## PASSAGE TO READ
The great Wolfgang Amadeus Mozart wrote wonderful music in a great many forms - not for nothing does he appear near the top of our list of the greatest composers of all time. When it comes to the concerto form - a soloist performing with accompaniment from an orchestra - it's Mozart's 27 piano concertos that are his best known essays in the genre.
But the great composer's five violin concertos are also gems of the concerto literature. Here are the best recordings of the Mozart violin concertos - but first, some background to these sparkling works.
Why did we think Mozart composed eight violin concertos?
Little more than 50 years ago, it was widely thought Mozart had composed eight violin concertos. Most notorious of all was the so-called Adelaide (‘No. 8’), which Marius Casadesus (uncle of pianist Robert) claimed in 1933 to have restored from an authentic two-stave manuscript.
It was duly published, premiered by Jelly d’Aranyi and even recorded by Yehudi Menuhin before, in 1977, Casadesus confessed it was all a hoax and entirely his own work. ‘No. 6’ in E flat was claimed by Mozart’s near-contemporary Johann Friedrich Eck to have been played to him by the composer. Rigorous stylistic analysis and comparison with Eck’s own music in the late 1970s revealed the Mozart story was almost certainly a product of Eck’s colourful imagination.

## THINGS TO DO
1. According to the passage on Mozart's violin concertos, in what year did Marius Casadesus confess that the Adelaide concerto was a hoax?
2. Reproduce the passage on Mozart's violin concertos word for word, beginning at the words "Little more than" and stopping after the words "authentic two-stave manuscript.".
The material after this point has no part in any task.

## SUPPLIED DATA

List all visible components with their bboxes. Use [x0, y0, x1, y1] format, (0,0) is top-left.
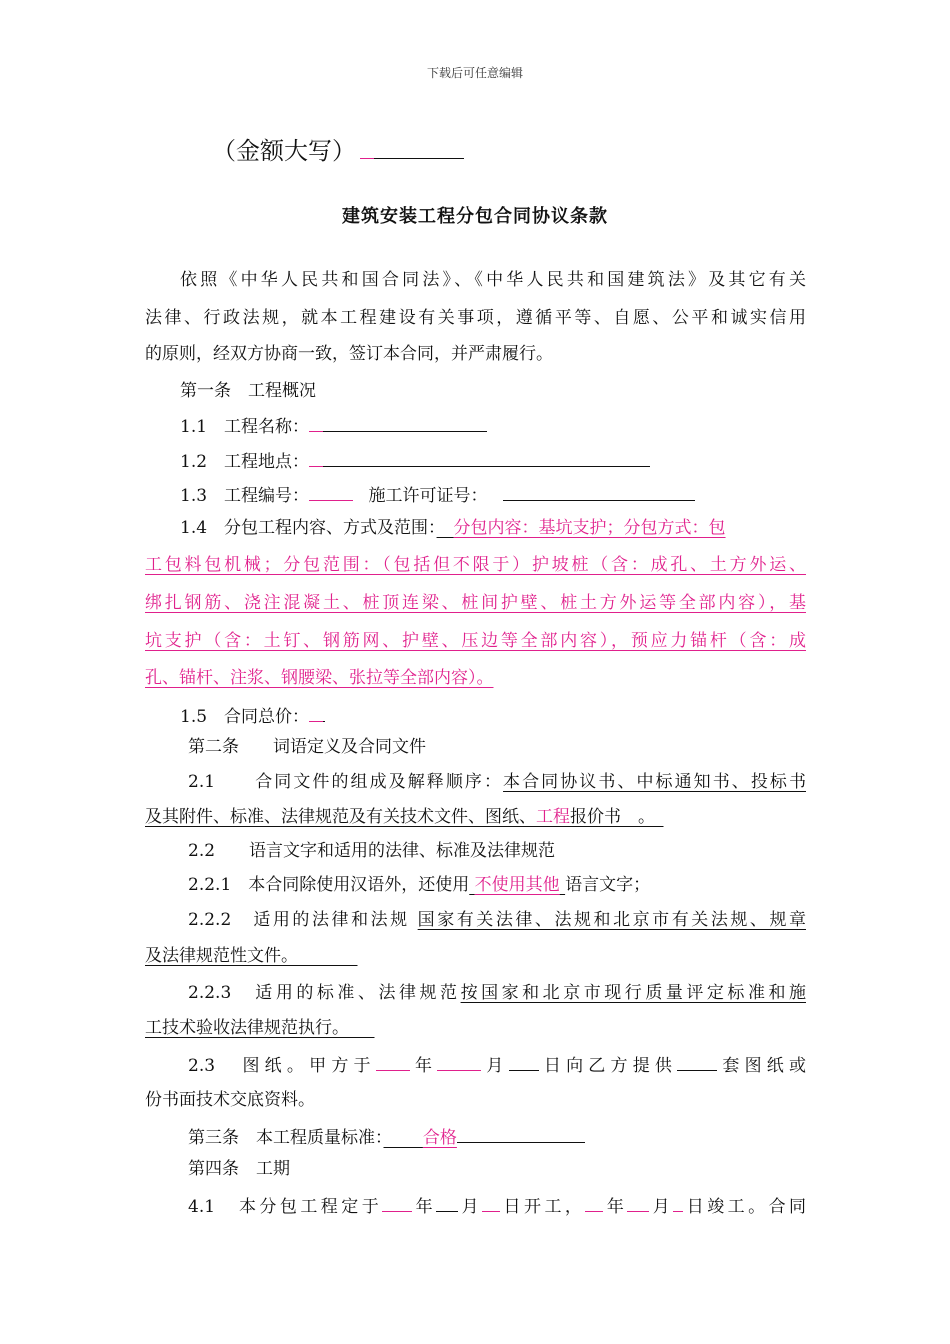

## TASK-BY-TASK ANSWERS
1. 1977

2.
Little more than 50 years ago, it was widely thought Mozart had composed eight violin concertos. Most notorious of all was the so-called Adelaide (‘No. 8’), which Marius Casadesus (uncle of pianist Robert) claimed in 1933 to have restored from an authentic two-stave manuscript.